■ **Objective**
Repeat the material verbatim and drop the pictures.

■ **Data to use**
────

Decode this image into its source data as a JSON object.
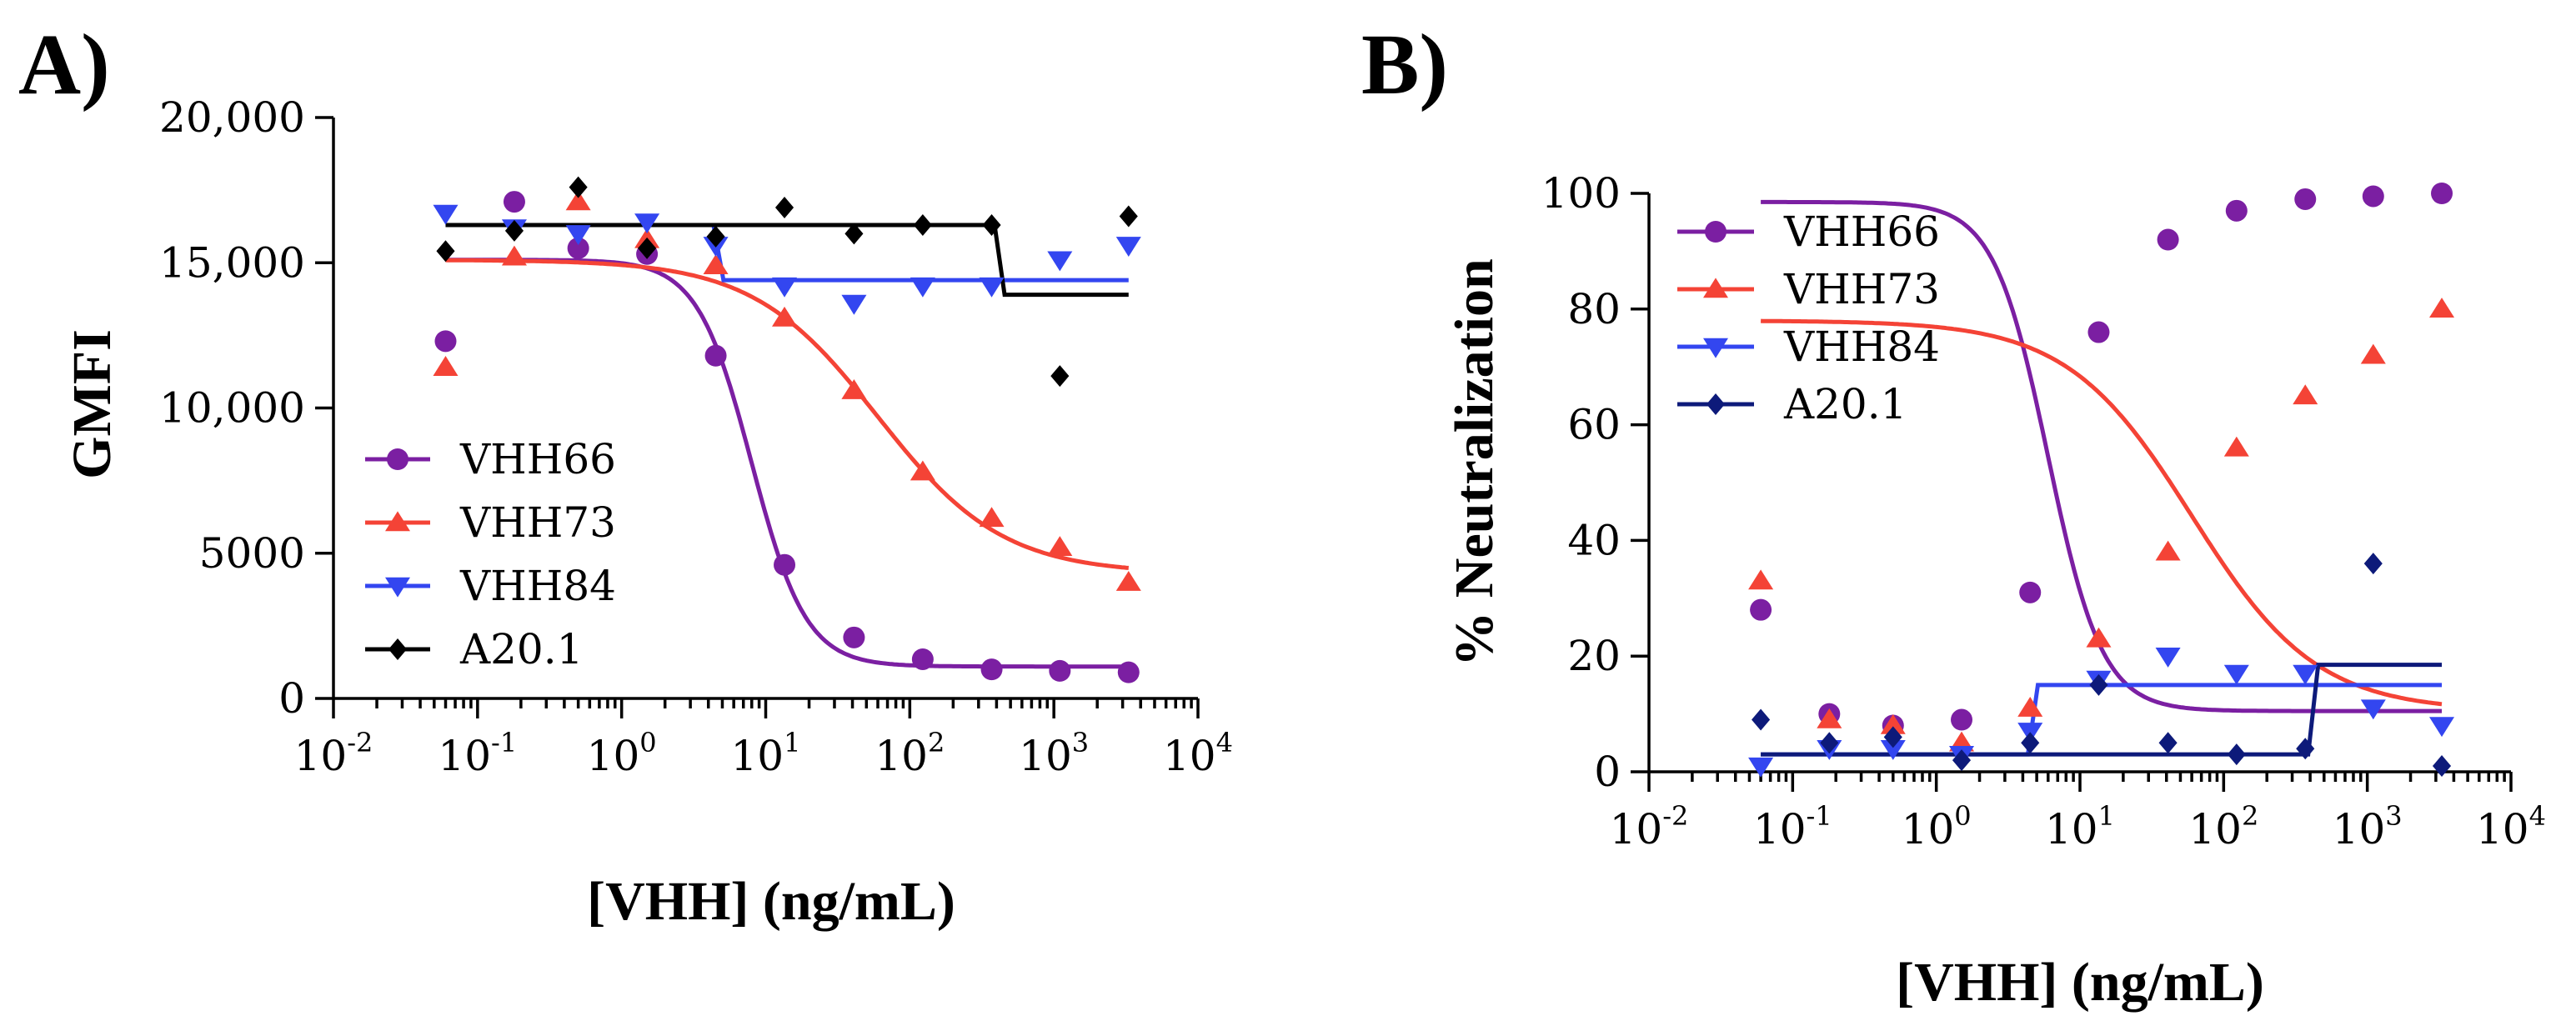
{
  "chart_data": [
    {
      "panel_label": "A)",
      "type": "scatter",
      "xscale": "log",
      "xlabel": "[VHH] (ng/mL)",
      "ylabel": "GMFI",
      "xlim_exp": [
        -2,
        4
      ],
      "ylim": [
        0,
        20000
      ],
      "xticks": [
        {
          "base": "10",
          "exp": "-2"
        },
        {
          "base": "10",
          "exp": "-1"
        },
        {
          "base": "10",
          "exp": "0"
        },
        {
          "base": "10",
          "exp": "1"
        },
        {
          "base": "10",
          "exp": "2"
        },
        {
          "base": "10",
          "exp": "3"
        },
        {
          "base": "10",
          "exp": "4"
        }
      ],
      "yticks": [
        {
          "value": 0,
          "label": "0"
        },
        {
          "value": 5000,
          "label": "5000"
        },
        {
          "value": 10000,
          "label": "10,000"
        },
        {
          "value": 15000,
          "label": "15,000"
        },
        {
          "value": 20000,
          "label": "20,000"
        }
      ],
      "legend_position": "left-center",
      "series": [
        {
          "name": "VHH66",
          "color": "#7B1FA2",
          "marker": "circle",
          "x": [
            0.06,
            0.18,
            0.5,
            1.5,
            4.5,
            13.5,
            41,
            123,
            370,
            1100,
            3300
          ],
          "y": [
            12300,
            17100,
            15500,
            15300,
            11800,
            4600,
            2100,
            1350,
            1000,
            950,
            900
          ],
          "fit": {
            "kind": "sigmoid",
            "top": 15100,
            "bottom": 1100,
            "ec50": 8,
            "hill": 2.3
          }
        },
        {
          "name": "VHH73",
          "color": "#F44336",
          "marker": "triangle-up",
          "x": [
            0.06,
            0.18,
            0.5,
            1.5,
            4.5,
            13.5,
            41,
            123,
            370,
            1100,
            3300
          ],
          "y": [
            11400,
            15200,
            17100,
            15800,
            14900,
            13100,
            10600,
            7800,
            6200,
            5200,
            4000
          ],
          "fit": {
            "kind": "sigmoid",
            "top": 15100,
            "bottom": 4300,
            "ec50": 60,
            "hill": 1.0
          }
        },
        {
          "name": "VHH84",
          "color": "#3346F0",
          "marker": "triangle-down",
          "x": [
            0.06,
            0.18,
            0.5,
            1.5,
            4.5,
            13.5,
            41,
            123,
            370,
            1100,
            3300
          ],
          "y": [
            16700,
            16200,
            16000,
            16400,
            15600,
            14200,
            13600,
            14200,
            14200,
            15100,
            15600
          ],
          "fit": {
            "kind": "step",
            "left": 16300,
            "right": 14400,
            "x_step": 4.7
          }
        },
        {
          "name": "A20.1",
          "color": "#000000",
          "marker": "diamond",
          "x": [
            0.06,
            0.18,
            0.5,
            1.5,
            4.5,
            13.5,
            41,
            123,
            370,
            1100,
            3300
          ],
          "y": [
            15400,
            16100,
            17600,
            15500,
            15900,
            16900,
            16000,
            16300,
            16300,
            11100,
            16600
          ],
          "fit": {
            "kind": "step",
            "left": 16300,
            "right": 13900,
            "x_step": 420
          }
        }
      ]
    },
    {
      "panel_label": "B)",
      "type": "scatter",
      "xscale": "log",
      "xlabel": "[VHH] (ng/mL)",
      "ylabel": "% Neutralization",
      "xlim_exp": [
        -2,
        4
      ],
      "ylim": [
        0,
        100
      ],
      "xticks": [
        {
          "base": "10",
          "exp": "-2"
        },
        {
          "base": "10",
          "exp": "-1"
        },
        {
          "base": "10",
          "exp": "0"
        },
        {
          "base": "10",
          "exp": "1"
        },
        {
          "base": "10",
          "exp": "2"
        },
        {
          "base": "10",
          "exp": "3"
        },
        {
          "base": "10",
          "exp": "4"
        }
      ],
      "yticks": [
        {
          "value": 0,
          "label": "0"
        },
        {
          "value": 20,
          "label": "20"
        },
        {
          "value": 40,
          "label": "40"
        },
        {
          "value": 60,
          "label": "60"
        },
        {
          "value": 80,
          "label": "80"
        },
        {
          "value": 100,
          "label": "100"
        }
      ],
      "legend_position": "top-left",
      "series": [
        {
          "name": "VHH66",
          "color": "#7B1FA2",
          "marker": "circle",
          "x": [
            0.06,
            0.18,
            0.5,
            1.5,
            4.5,
            13.5,
            41,
            123,
            370,
            1100,
            3300
          ],
          "y": [
            28,
            10,
            8,
            9,
            31,
            76,
            92,
            97,
            99,
            99.5,
            100
          ],
          "fit": {
            "kind": "sigmoid",
            "top": 98.5,
            "bottom": 10.5,
            "ec50": 6,
            "hill": 2.3
          }
        },
        {
          "name": "VHH73",
          "color": "#F44336",
          "marker": "triangle-up",
          "x": [
            0.06,
            0.18,
            0.5,
            1.5,
            4.5,
            13.5,
            41,
            123,
            370,
            1100,
            3300
          ],
          "y": [
            33,
            9,
            8,
            5,
            11,
            23,
            38,
            56,
            65,
            72,
            80
          ],
          "fit": {
            "kind": "sigmoid",
            "top": 78,
            "bottom": 10.5,
            "ec50": 60,
            "hill": 1.0
          }
        },
        {
          "name": "VHH84",
          "color": "#3346F0",
          "marker": "triangle-down",
          "x": [
            0.06,
            0.18,
            0.5,
            1.5,
            4.5,
            13.5,
            41,
            123,
            370,
            1100,
            3300
          ],
          "y": [
            1,
            4,
            4,
            3,
            7,
            16,
            20,
            17,
            17,
            11,
            8
          ],
          "fit": {
            "kind": "step",
            "left": 3,
            "right": 15,
            "x_step": 4.7
          }
        },
        {
          "name": "A20.1",
          "color": "#0D1A7A",
          "marker": "diamond",
          "x": [
            0.06,
            0.18,
            0.5,
            1.5,
            4.5,
            13.5,
            41,
            123,
            370,
            1100,
            3300
          ],
          "y": [
            9,
            5,
            6,
            2,
            5,
            15,
            5,
            3,
            4,
            36,
            1
          ],
          "fit": {
            "kind": "step",
            "left": 3,
            "right": 18.5,
            "x_step": 420
          }
        }
      ]
    }
  ]
}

────

■ **Written solution**
Decode this image into its source data as a JSON object.
{
  "chart_data": [
    {
      "panel_label": "A)",
      "type": "scatter",
      "xscale": "log",
      "xlabel": "[VHH] (ng/mL)",
      "ylabel": "GMFI",
      "xlim_exp": [
        -2,
        4
      ],
      "ylim": [
        0,
        20000
      ],
      "xticks": [
        {
          "base": "10",
          "exp": "-2"
        },
        {
          "base": "10",
          "exp": "-1"
        },
        {
          "base": "10",
          "exp": "0"
        },
        {
          "base": "10",
          "exp": "1"
        },
        {
          "base": "10",
          "exp": "2"
        },
        {
          "base": "10",
          "exp": "3"
        },
        {
          "base": "10",
          "exp": "4"
        }
      ],
      "yticks": [
        {
          "value": 0,
          "label": "0"
        },
        {
          "value": 5000,
          "label": "5000"
        },
        {
          "value": 10000,
          "label": "10,000"
        },
        {
          "value": 15000,
          "label": "15,000"
        },
        {
          "value": 20000,
          "label": "20,000"
        }
      ],
      "legend_position": "left-center",
      "series": [
        {
          "name": "VHH66",
          "color": "#7B1FA2",
          "marker": "circle",
          "x": [
            0.06,
            0.18,
            0.5,
            1.5,
            4.5,
            13.5,
            41,
            123,
            370,
            1100,
            3300
          ],
          "y": [
            12300,
            17100,
            15500,
            15300,
            11800,
            4600,
            2100,
            1350,
            1000,
            950,
            900
          ],
          "fit": {
            "kind": "sigmoid",
            "top": 15100,
            "bottom": 1100,
            "ec50": 8,
            "hill": 2.3
          }
        },
        {
          "name": "VHH73",
          "color": "#F44336",
          "marker": "triangle-up",
          "x": [
            0.06,
            0.18,
            0.5,
            1.5,
            4.5,
            13.5,
            41,
            123,
            370,
            1100,
            3300
          ],
          "y": [
            11400,
            15200,
            17100,
            15800,
            14900,
            13100,
            10600,
            7800,
            6200,
            5200,
            4000
          ],
          "fit": {
            "kind": "sigmoid",
            "top": 15100,
            "bottom": 4300,
            "ec50": 60,
            "hill": 1.0
          }
        },
        {
          "name": "VHH84",
          "color": "#3346F0",
          "marker": "triangle-down",
          "x": [
            0.06,
            0.18,
            0.5,
            1.5,
            4.5,
            13.5,
            41,
            123,
            370,
            1100,
            3300
          ],
          "y": [
            16700,
            16200,
            16000,
            16400,
            15600,
            14200,
            13600,
            14200,
            14200,
            15100,
            15600
          ],
          "fit": {
            "kind": "step",
            "left": 16300,
            "right": 14400,
            "x_step": 4.7
          }
        },
        {
          "name": "A20.1",
          "color": "#000000",
          "marker": "diamond",
          "x": [
            0.06,
            0.18,
            0.5,
            1.5,
            4.5,
            13.5,
            41,
            123,
            370,
            1100,
            3300
          ],
          "y": [
            15400,
            16100,
            17600,
            15500,
            15900,
            16900,
            16000,
            16300,
            16300,
            11100,
            16600
          ],
          "fit": {
            "kind": "step",
            "left": 16300,
            "right": 13900,
            "x_step": 420
          }
        }
      ]
    },
    {
      "panel_label": "B)",
      "type": "scatter",
      "xscale": "log",
      "xlabel": "[VHH] (ng/mL)",
      "ylabel": "% Neutralization",
      "xlim_exp": [
        -2,
        4
      ],
      "ylim": [
        0,
        100
      ],
      "xticks": [
        {
          "base": "10",
          "exp": "-2"
        },
        {
          "base": "10",
          "exp": "-1"
        },
        {
          "base": "10",
          "exp": "0"
        },
        {
          "base": "10",
          "exp": "1"
        },
        {
          "base": "10",
          "exp": "2"
        },
        {
          "base": "10",
          "exp": "3"
        },
        {
          "base": "10",
          "exp": "4"
        }
      ],
      "yticks": [
        {
          "value": 0,
          "label": "0"
        },
        {
          "value": 20,
          "label": "20"
        },
        {
          "value": 40,
          "label": "40"
        },
        {
          "value": 60,
          "label": "60"
        },
        {
          "value": 80,
          "label": "80"
        },
        {
          "value": 100,
          "label": "100"
        }
      ],
      "legend_position": "top-left",
      "series": [
        {
          "name": "VHH66",
          "color": "#7B1FA2",
          "marker": "circle",
          "x": [
            0.06,
            0.18,
            0.5,
            1.5,
            4.5,
            13.5,
            41,
            123,
            370,
            1100,
            3300
          ],
          "y": [
            28,
            10,
            8,
            9,
            31,
            76,
            92,
            97,
            99,
            99.5,
            100
          ],
          "fit": {
            "kind": "sigmoid",
            "top": 98.5,
            "bottom": 10.5,
            "ec50": 6,
            "hill": 2.3
          }
        },
        {
          "name": "VHH73",
          "color": "#F44336",
          "marker": "triangle-up",
          "x": [
            0.06,
            0.18,
            0.5,
            1.5,
            4.5,
            13.5,
            41,
            123,
            370,
            1100,
            3300
          ],
          "y": [
            33,
            9,
            8,
            5,
            11,
            23,
            38,
            56,
            65,
            72,
            80
          ],
          "fit": {
            "kind": "sigmoid",
            "top": 78,
            "bottom": 10.5,
            "ec50": 60,
            "hill": 1.0
          }
        },
        {
          "name": "VHH84",
          "color": "#3346F0",
          "marker": "triangle-down",
          "x": [
            0.06,
            0.18,
            0.5,
            1.5,
            4.5,
            13.5,
            41,
            123,
            370,
            1100,
            3300
          ],
          "y": [
            1,
            4,
            4,
            3,
            7,
            16,
            20,
            17,
            17,
            11,
            8
          ],
          "fit": {
            "kind": "step",
            "left": 3,
            "right": 15,
            "x_step": 4.7
          }
        },
        {
          "name": "A20.1",
          "color": "#0D1A7A",
          "marker": "diamond",
          "x": [
            0.06,
            0.18,
            0.5,
            1.5,
            4.5,
            13.5,
            41,
            123,
            370,
            1100,
            3300
          ],
          "y": [
            9,
            5,
            6,
            2,
            5,
            15,
            5,
            3,
            4,
            36,
            1
          ],
          "fit": {
            "kind": "step",
            "left": 3,
            "right": 18.5,
            "x_step": 420
          }
        }
      ]
    }
  ]
}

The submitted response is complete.